> **Given information**:

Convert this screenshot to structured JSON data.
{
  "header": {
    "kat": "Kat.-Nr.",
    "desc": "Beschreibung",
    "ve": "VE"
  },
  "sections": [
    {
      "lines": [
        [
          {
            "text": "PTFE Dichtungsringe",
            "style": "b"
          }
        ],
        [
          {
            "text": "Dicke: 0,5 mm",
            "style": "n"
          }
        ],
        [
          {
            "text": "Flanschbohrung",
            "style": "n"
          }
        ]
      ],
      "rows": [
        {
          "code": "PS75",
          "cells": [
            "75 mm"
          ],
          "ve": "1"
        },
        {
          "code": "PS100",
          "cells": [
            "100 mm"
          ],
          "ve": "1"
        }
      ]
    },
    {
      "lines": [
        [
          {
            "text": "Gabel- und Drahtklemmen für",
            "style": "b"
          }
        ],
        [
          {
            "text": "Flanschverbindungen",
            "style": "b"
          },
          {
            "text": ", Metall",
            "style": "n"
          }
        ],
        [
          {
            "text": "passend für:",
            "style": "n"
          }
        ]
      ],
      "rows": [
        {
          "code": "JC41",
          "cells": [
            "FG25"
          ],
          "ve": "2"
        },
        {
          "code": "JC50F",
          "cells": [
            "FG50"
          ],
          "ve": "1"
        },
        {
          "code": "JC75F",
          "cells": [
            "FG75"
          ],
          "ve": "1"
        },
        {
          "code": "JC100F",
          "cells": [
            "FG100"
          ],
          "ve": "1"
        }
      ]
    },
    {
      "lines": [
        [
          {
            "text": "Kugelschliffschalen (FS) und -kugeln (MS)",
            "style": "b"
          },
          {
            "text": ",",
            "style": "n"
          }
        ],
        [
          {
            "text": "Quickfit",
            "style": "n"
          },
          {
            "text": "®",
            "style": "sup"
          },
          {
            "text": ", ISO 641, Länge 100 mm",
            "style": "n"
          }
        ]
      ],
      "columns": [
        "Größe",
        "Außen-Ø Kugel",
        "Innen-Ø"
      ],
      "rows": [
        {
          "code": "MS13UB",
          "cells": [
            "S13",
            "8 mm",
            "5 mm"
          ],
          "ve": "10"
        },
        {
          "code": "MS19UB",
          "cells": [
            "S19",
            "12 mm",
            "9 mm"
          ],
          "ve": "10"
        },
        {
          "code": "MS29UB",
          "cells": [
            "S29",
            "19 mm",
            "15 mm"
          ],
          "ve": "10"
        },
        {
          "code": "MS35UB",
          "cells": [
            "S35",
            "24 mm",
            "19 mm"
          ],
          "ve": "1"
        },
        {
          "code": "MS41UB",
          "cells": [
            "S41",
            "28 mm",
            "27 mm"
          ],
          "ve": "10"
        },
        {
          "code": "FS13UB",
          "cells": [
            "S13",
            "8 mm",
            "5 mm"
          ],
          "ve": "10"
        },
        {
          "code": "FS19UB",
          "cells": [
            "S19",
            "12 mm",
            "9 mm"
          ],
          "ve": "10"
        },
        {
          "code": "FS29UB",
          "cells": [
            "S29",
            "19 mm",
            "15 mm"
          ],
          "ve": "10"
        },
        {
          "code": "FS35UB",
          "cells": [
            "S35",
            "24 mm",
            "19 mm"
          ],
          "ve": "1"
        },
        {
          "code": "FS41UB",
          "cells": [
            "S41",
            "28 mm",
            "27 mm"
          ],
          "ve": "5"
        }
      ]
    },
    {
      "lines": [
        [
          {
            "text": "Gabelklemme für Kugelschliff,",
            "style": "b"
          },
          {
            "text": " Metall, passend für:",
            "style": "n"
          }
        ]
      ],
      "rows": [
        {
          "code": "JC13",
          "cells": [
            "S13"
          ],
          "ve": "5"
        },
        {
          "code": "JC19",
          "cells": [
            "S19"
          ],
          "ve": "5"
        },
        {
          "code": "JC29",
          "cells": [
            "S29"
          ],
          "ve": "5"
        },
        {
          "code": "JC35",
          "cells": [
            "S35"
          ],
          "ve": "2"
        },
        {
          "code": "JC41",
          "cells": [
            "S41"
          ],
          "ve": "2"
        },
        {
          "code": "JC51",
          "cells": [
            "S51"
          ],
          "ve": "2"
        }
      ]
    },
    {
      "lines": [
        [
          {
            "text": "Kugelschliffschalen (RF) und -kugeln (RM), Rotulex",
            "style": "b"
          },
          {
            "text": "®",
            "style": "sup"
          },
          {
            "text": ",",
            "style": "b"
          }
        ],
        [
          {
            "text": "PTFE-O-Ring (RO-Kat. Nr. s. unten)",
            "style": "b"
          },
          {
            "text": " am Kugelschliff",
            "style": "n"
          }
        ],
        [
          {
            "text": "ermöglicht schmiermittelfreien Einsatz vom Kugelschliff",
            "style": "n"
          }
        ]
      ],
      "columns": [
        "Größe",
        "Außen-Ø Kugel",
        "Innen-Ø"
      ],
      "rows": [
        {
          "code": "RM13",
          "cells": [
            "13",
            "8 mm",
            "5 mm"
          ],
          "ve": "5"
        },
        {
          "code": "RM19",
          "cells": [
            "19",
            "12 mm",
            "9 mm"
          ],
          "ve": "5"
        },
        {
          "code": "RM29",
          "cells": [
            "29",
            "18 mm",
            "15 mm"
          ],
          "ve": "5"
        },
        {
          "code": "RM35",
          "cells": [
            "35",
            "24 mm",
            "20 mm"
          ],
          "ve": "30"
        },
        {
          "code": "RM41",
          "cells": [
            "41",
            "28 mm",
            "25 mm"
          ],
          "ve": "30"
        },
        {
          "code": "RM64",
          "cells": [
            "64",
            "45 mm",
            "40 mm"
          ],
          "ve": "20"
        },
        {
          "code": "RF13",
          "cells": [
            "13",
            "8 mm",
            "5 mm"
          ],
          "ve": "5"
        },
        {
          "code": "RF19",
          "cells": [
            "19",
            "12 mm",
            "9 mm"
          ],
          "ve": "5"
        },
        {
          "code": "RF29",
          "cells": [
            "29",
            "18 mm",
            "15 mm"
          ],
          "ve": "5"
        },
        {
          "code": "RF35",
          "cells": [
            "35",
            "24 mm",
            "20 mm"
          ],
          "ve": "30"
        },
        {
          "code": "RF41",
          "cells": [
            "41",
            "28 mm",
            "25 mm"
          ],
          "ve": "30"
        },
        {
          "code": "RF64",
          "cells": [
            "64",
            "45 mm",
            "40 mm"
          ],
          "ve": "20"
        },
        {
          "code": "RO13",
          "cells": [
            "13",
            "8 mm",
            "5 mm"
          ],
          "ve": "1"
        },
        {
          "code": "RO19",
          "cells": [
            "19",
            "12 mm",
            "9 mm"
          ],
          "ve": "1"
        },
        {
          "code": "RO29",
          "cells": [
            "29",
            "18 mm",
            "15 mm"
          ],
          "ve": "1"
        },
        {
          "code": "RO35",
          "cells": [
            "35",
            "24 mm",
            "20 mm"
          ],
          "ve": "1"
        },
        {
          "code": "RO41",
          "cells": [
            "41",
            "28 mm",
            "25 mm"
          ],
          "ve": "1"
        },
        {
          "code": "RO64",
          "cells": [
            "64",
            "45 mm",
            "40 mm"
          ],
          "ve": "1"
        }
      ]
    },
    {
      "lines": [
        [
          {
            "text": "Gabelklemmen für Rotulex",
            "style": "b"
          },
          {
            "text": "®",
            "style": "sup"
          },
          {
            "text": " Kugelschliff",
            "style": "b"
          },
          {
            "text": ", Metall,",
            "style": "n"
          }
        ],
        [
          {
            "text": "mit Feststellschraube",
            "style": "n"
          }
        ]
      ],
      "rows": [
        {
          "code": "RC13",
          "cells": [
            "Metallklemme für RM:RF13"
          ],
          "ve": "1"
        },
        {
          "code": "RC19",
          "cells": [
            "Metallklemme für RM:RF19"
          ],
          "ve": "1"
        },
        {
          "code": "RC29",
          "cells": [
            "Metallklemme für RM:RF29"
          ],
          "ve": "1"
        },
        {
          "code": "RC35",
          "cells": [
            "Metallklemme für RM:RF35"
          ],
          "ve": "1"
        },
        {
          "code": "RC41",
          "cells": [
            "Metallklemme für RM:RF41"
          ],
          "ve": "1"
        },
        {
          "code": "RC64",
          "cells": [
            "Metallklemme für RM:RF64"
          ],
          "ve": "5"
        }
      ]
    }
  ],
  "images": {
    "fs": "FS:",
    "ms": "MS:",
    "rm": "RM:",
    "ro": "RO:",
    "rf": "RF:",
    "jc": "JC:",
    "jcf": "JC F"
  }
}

---

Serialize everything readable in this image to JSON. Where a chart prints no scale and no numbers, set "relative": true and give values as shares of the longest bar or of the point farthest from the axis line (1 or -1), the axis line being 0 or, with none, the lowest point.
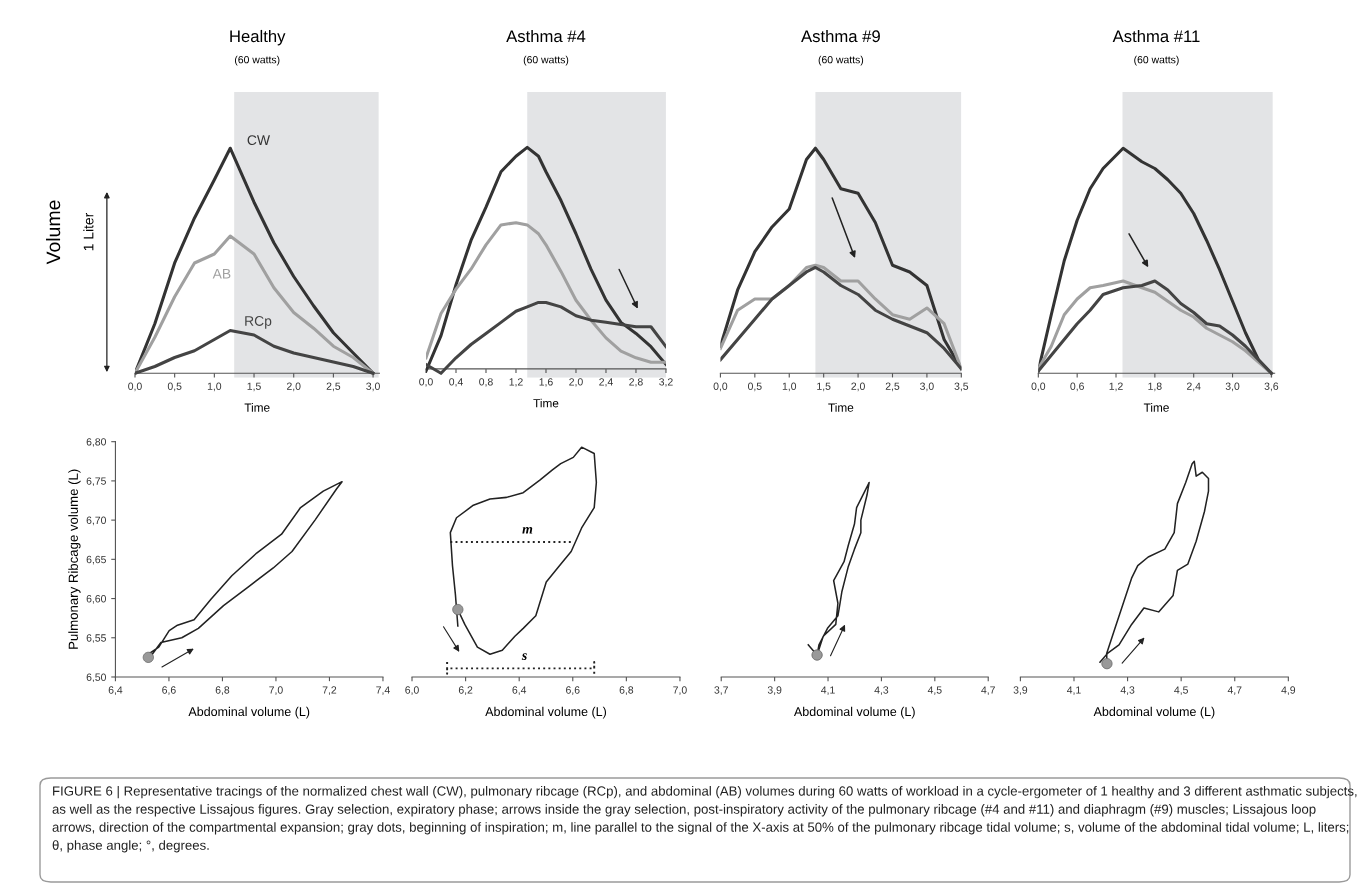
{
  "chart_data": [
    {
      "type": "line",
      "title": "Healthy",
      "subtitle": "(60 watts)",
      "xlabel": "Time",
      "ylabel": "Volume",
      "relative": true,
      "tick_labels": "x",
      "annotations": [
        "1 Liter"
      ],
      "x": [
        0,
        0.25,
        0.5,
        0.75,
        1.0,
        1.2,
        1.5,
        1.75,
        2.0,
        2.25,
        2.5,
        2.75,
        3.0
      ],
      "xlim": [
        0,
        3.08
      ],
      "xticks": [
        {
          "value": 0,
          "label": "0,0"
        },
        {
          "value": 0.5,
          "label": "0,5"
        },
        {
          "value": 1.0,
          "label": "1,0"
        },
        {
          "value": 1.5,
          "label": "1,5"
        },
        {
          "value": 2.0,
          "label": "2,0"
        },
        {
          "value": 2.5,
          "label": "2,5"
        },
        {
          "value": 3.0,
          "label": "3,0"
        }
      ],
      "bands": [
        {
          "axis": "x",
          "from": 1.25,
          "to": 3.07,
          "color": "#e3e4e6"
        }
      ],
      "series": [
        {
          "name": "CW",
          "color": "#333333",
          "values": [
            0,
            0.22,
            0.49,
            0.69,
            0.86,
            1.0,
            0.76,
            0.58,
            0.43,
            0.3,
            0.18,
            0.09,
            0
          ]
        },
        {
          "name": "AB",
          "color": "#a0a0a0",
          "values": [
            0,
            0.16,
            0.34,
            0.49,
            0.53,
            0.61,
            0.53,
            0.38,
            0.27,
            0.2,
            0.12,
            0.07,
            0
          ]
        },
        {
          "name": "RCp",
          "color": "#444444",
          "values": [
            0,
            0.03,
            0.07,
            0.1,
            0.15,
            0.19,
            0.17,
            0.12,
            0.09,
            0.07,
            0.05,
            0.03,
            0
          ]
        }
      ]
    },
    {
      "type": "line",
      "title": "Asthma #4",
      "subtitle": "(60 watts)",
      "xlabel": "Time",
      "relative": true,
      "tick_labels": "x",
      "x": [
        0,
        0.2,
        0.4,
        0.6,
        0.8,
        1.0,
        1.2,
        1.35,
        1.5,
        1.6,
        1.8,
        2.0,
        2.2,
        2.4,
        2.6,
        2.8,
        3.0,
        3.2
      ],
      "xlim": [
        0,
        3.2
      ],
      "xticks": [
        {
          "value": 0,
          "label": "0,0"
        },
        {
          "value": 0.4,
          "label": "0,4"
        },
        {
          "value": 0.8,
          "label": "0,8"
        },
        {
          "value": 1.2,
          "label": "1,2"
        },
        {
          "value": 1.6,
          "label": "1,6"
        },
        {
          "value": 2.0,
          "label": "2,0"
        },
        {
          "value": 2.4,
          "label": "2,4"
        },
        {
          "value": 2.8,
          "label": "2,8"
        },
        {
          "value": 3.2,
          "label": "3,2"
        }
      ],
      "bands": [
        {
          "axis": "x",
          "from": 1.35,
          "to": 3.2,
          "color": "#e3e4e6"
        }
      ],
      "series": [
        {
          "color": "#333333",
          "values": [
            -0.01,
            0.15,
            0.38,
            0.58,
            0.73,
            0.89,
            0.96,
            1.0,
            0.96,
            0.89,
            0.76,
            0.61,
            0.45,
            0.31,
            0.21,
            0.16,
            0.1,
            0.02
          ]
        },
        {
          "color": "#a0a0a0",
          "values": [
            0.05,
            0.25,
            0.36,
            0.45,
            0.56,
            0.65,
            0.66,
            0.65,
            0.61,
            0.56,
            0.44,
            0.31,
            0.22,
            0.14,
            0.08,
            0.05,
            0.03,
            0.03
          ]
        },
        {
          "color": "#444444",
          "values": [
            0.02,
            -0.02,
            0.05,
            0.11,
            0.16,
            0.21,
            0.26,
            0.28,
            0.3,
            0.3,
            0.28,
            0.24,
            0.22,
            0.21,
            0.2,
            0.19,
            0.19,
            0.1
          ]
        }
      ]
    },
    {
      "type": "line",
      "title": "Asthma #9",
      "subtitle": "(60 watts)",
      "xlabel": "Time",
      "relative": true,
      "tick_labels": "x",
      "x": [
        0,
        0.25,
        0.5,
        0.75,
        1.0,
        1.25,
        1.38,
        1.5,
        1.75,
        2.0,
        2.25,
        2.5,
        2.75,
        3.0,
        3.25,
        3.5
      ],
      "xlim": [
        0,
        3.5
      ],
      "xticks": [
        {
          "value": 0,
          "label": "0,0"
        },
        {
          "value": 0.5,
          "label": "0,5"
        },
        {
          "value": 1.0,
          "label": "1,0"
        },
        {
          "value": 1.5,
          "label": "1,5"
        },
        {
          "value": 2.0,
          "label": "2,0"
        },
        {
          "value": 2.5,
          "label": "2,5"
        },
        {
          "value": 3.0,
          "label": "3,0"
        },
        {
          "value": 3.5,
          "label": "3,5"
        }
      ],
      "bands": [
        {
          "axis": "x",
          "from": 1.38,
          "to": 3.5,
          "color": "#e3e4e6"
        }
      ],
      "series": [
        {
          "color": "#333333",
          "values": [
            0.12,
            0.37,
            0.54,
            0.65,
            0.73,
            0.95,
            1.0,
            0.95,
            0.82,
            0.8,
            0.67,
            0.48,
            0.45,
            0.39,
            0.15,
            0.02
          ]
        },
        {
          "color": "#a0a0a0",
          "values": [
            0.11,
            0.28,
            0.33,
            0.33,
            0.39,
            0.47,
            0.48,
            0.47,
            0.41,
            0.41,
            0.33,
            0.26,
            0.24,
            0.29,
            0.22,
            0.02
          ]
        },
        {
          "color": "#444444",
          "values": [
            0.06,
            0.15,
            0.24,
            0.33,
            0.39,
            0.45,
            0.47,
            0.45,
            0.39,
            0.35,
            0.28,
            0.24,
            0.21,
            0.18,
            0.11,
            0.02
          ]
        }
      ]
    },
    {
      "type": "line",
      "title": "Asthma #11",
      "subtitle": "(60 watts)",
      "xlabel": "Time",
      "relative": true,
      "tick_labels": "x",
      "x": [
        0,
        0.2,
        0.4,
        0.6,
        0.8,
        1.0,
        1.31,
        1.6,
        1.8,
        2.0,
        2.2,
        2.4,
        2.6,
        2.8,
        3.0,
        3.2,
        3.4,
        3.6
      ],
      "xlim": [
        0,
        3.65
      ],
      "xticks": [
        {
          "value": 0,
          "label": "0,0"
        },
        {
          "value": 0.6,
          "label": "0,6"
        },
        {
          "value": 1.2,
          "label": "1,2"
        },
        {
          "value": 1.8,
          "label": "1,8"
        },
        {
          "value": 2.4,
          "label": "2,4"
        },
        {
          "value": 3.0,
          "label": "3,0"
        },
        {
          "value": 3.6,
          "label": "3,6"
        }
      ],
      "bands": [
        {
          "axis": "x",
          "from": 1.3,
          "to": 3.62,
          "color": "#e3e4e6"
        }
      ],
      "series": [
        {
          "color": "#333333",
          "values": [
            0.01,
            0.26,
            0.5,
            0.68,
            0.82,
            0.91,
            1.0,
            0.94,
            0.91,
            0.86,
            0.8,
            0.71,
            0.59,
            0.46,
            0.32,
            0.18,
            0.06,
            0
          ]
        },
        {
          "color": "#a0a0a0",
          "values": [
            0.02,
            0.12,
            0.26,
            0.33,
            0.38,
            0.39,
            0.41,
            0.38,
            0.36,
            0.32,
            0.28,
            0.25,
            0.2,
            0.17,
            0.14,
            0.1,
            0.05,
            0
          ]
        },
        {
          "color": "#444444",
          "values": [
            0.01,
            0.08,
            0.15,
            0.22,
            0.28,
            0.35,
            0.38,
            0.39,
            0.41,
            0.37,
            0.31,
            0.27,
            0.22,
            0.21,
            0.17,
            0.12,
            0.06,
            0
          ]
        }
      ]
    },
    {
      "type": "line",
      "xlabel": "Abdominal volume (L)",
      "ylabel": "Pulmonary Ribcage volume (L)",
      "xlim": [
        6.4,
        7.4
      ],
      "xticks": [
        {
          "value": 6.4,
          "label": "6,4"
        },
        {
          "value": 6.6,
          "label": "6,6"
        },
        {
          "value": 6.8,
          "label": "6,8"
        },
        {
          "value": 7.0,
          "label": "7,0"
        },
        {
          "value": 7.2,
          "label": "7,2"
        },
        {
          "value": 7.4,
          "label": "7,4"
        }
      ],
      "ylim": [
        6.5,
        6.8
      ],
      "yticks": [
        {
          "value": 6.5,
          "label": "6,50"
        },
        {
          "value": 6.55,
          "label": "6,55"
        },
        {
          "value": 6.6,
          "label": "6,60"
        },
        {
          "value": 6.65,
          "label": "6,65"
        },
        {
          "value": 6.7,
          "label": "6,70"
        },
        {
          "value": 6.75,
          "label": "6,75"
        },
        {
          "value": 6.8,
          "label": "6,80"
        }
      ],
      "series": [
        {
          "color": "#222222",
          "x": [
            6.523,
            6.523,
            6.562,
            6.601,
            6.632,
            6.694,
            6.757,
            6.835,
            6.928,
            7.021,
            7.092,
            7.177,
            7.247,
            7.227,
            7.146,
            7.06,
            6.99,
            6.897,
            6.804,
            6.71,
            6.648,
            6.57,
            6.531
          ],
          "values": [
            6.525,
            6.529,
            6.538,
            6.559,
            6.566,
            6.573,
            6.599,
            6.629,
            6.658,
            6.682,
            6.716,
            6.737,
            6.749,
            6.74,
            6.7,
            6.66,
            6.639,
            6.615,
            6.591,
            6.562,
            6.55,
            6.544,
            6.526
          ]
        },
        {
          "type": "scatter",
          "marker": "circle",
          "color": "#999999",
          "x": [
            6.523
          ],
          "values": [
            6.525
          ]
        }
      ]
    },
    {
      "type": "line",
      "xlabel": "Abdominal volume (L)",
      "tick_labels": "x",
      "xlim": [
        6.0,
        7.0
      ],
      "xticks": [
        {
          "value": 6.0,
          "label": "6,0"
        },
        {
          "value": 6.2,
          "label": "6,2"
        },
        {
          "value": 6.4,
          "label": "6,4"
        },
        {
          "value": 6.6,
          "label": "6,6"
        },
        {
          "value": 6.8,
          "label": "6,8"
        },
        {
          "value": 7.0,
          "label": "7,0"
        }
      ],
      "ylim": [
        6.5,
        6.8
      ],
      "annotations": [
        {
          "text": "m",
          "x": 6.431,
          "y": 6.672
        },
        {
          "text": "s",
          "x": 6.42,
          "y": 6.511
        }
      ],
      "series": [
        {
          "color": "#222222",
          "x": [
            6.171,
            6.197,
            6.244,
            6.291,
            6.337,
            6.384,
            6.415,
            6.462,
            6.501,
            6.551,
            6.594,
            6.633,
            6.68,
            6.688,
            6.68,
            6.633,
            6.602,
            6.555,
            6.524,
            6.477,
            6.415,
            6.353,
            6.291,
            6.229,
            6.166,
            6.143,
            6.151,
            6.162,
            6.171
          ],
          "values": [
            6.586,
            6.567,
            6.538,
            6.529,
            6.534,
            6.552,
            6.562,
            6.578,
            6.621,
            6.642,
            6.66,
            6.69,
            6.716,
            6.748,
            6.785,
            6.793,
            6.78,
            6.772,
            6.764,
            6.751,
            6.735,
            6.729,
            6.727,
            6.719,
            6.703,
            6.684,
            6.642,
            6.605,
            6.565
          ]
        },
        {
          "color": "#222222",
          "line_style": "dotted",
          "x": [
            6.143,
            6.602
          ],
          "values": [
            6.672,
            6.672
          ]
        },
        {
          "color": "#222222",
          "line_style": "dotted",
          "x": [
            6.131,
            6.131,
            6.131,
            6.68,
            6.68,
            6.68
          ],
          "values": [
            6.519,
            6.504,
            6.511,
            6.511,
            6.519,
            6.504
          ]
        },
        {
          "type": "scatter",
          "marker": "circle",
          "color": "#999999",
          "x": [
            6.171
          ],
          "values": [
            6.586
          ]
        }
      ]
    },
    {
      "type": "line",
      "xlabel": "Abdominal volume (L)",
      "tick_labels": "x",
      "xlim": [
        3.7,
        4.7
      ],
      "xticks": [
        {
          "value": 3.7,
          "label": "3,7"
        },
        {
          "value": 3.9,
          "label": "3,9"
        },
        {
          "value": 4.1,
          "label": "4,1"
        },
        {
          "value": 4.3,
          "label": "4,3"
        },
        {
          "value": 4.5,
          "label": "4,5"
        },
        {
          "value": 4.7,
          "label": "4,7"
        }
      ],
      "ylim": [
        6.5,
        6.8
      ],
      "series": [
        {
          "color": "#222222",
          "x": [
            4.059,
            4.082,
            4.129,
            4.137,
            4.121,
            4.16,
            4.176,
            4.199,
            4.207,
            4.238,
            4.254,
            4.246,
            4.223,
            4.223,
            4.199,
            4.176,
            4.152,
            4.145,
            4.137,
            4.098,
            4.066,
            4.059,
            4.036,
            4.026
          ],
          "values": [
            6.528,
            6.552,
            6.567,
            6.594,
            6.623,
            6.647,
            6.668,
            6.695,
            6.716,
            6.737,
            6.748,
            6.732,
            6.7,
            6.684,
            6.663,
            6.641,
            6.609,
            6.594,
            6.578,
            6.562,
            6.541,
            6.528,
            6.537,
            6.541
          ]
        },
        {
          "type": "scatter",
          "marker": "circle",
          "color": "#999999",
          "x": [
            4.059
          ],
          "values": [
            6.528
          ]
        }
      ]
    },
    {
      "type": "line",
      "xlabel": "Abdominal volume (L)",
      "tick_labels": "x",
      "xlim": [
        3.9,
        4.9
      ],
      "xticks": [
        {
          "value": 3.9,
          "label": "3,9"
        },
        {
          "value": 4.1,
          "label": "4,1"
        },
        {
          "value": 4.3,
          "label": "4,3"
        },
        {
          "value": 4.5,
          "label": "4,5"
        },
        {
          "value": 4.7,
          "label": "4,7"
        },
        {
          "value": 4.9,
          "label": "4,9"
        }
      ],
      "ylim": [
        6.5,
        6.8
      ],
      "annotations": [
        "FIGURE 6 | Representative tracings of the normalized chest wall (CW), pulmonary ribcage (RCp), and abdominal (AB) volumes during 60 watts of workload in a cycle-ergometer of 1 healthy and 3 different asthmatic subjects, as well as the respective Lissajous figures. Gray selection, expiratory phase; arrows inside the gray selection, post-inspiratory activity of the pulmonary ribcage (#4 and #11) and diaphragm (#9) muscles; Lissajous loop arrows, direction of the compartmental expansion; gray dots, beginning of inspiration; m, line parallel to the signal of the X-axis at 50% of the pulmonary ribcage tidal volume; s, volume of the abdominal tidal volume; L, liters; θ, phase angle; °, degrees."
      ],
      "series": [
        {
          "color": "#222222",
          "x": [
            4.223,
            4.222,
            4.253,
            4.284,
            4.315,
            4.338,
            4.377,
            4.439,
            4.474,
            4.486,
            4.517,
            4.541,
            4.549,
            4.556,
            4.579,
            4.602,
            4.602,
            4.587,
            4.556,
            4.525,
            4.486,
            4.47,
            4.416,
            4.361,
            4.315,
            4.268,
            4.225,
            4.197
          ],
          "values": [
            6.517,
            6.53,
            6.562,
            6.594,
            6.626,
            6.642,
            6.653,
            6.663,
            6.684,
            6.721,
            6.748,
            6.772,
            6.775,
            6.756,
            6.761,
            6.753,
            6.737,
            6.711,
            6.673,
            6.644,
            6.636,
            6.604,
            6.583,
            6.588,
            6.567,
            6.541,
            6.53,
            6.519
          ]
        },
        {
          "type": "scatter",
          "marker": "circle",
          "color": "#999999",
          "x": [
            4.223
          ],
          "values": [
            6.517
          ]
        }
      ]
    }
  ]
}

> **Given problem**: Count how many lines hold the string "PTFE" and give that number alone.

> **Solution to the exercise**: 2